===== EXERCISE MATERIALS =====

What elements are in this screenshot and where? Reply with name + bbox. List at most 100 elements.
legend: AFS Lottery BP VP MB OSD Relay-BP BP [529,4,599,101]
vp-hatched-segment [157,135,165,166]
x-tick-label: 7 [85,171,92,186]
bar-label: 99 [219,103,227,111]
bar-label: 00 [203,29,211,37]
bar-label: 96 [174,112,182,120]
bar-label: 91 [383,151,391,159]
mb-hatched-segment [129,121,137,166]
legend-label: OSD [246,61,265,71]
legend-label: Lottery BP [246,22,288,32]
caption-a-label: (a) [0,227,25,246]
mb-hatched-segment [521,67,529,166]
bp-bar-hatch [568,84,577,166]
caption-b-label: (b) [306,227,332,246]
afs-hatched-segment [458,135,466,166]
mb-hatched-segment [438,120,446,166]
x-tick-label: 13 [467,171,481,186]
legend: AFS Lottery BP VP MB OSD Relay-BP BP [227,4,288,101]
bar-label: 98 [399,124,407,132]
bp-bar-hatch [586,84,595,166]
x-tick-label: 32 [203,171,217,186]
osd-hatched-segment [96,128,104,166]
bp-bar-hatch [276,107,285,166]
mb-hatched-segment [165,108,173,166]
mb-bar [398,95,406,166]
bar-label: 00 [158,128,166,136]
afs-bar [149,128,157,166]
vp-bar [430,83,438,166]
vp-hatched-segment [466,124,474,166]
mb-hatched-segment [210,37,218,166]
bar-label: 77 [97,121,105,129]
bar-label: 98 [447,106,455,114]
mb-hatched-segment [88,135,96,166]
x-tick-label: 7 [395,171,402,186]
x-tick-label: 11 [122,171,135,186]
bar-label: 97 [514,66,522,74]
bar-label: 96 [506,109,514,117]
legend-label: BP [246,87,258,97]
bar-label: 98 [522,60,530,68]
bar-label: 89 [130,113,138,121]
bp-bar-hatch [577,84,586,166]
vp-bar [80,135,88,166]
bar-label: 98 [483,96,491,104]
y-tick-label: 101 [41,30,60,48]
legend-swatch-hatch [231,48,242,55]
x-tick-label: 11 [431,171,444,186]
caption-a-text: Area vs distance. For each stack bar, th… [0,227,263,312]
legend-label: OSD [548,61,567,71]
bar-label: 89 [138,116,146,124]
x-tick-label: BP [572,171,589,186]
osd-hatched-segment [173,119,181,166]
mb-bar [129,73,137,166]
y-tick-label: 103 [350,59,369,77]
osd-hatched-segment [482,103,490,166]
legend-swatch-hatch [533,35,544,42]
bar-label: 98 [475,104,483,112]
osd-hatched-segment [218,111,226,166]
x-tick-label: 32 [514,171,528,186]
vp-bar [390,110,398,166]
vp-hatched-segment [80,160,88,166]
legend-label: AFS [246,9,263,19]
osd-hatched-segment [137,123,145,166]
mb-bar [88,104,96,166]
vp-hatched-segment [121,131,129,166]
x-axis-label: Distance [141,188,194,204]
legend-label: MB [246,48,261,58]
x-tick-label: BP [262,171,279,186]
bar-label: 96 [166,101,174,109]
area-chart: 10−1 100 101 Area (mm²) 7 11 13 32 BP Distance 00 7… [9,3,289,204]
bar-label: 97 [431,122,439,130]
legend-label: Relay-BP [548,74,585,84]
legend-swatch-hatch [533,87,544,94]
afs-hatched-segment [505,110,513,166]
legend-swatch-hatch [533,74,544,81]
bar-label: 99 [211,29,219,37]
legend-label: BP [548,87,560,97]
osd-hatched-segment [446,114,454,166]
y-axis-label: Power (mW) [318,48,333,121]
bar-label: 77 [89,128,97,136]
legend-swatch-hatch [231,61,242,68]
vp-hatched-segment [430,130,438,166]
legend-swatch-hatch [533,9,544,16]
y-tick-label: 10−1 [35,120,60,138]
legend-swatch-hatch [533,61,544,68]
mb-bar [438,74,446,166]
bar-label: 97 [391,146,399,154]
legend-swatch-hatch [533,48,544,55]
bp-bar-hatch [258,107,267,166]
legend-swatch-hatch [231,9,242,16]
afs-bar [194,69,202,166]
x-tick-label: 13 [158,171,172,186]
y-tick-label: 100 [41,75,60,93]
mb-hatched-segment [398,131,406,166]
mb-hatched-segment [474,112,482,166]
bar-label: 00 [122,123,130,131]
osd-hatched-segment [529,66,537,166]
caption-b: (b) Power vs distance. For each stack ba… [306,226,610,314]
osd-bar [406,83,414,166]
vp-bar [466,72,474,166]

=====

WORK INSTRUCTIONS - Copy every line of the items above word for word, with nothing changed, left out, or added.

EXERCISE SOLUTION -
What elements are in this screenshot and where? Reply with name + bbox. List at most 100 elements.
legend: AFS Lottery BP VP MB OSD Relay-BP BP [529,4,599,101]
vp-hatched-segment [157,135,165,166]
x-tick-label: 7 [85,171,92,186]
bar-label: 99 [219,103,227,111]
bar-label: 00 [203,29,211,37]
bar-label: 96 [174,112,182,120]
bar-label: 91 [383,151,391,159]
mb-hatched-segment [129,121,137,166]
legend-label: OSD [246,61,265,71]
legend-label: Lottery BP [246,22,288,32]
caption-a-label: (a) [0,227,25,246]
mb-hatched-segment [521,67,529,166]
bp-bar-hatch [568,84,577,166]
caption-b-label: (b) [306,227,332,246]
afs-hatched-segment [458,135,466,166]
mb-hatched-segment [438,120,446,166]
x-tick-label: 13 [467,171,481,186]
legend: AFS Lottery BP VP MB OSD Relay-BP BP [227,4,288,101]
bar-label: 98 [399,124,407,132]
bp-bar-hatch [586,84,595,166]
x-tick-label: 32 [203,171,217,186]
osd-hatched-segment [96,128,104,166]
bp-bar-hatch [276,107,285,166]
mb-hatched-segment [165,108,173,166]
mb-bar [398,95,406,166]
bar-label: 00 [158,128,166,136]
afs-bar [149,128,157,166]
vp-bar [430,83,438,166]
vp-hatched-segment [466,124,474,166]
mb-hatched-segment [210,37,218,166]
bar-label: 77 [97,121,105,129]
bar-label: 98 [447,106,455,114]
mb-hatched-segment [88,135,96,166]
x-tick-label: 7 [395,171,402,186]
x-tick-label: 11 [122,171,135,186]
bar-label: 97 [514,66,522,74]
bar-label: 96 [506,109,514,117]
legend-label: BP [246,87,258,97]
bar-label: 98 [522,60,530,68]
bar-label: 89 [130,113,138,121]
bp-bar-hatch [577,84,586,166]
vp-bar [80,135,88,166]
bar-label: 98 [483,96,491,104]
y-tick-label: 101 [41,30,60,48]
legend-swatch-hatch [231,48,242,55]
x-tick-label: 11 [431,171,444,186]
caption-a-text: Area vs distance. For each stack bar, th… [0,227,263,312]
legend-label: OSD [548,61,567,71]
bar-label: 89 [138,116,146,124]
x-tick-label: BP [572,171,589,186]
osd-hatched-segment [173,119,181,166]
mb-bar [129,73,137,166]
y-tick-label: 103 [350,59,369,77]
osd-hatched-segment [482,103,490,166]
legend-swatch-hatch [533,35,544,42]
bar-label: 98 [475,104,483,112]
osd-hatched-segment [218,111,226,166]
x-tick-label: 32 [514,171,528,186]
vp-bar [390,110,398,166]
vp-hatched-segment [80,160,88,166]
legend-label: AFS [246,9,263,19]
osd-hatched-segment [137,123,145,166]
mb-bar [88,104,96,166]
vp-hatched-segment [121,131,129,166]
x-axis-label: Distance [141,188,194,204]
legend-label: MB [246,48,261,58]
x-tick-label: BP [262,171,279,186]
bar-label: 96 [166,101,174,109]
area-chart: 10−1 100 101 Area (mm²) 7 11 13 32 BP Distance 00 7… [9,3,289,204]
bar-label: 97 [431,122,439,130]
legend-label: Relay-BP [548,74,585,84]
legend-swatch-hatch [533,87,544,94]
afs-hatched-segment [505,110,513,166]
legend-swatch-hatch [533,74,544,81]
bar-label: 99 [211,29,219,37]
legend-label: BP [548,87,560,97]
osd-hatched-segment [446,114,454,166]
y-axis-label: Power (mW) [318,48,333,121]
bar-label: 77 [89,128,97,136]
legend-swatch-hatch [231,61,242,68]
vp-hatched-segment [430,130,438,166]
legend-swatch-hatch [533,9,544,16]
y-tick-label: 10−1 [35,120,60,138]
legend-swatch-hatch [533,61,544,68]
mb-bar [438,74,446,166]
bar-label: 97 [391,146,399,154]
legend-swatch-hatch [533,48,544,55]
bp-bar-hatch [258,107,267,166]
legend-swatch-hatch [231,9,242,16]
afs-bar [194,69,202,166]
x-tick-label: 13 [158,171,172,186]
y-tick-label: 100 [41,75,60,93]
mb-hatched-segment [398,131,406,166]
mb-hatched-segment [474,112,482,166]
bar-label: 00 [122,123,130,131]
osd-hatched-segment [529,66,537,166]
caption-b: (b) Power vs distance. For each stack ba… [306,226,610,314]
osd-bar [406,83,414,166]
vp-bar [466,72,474,166]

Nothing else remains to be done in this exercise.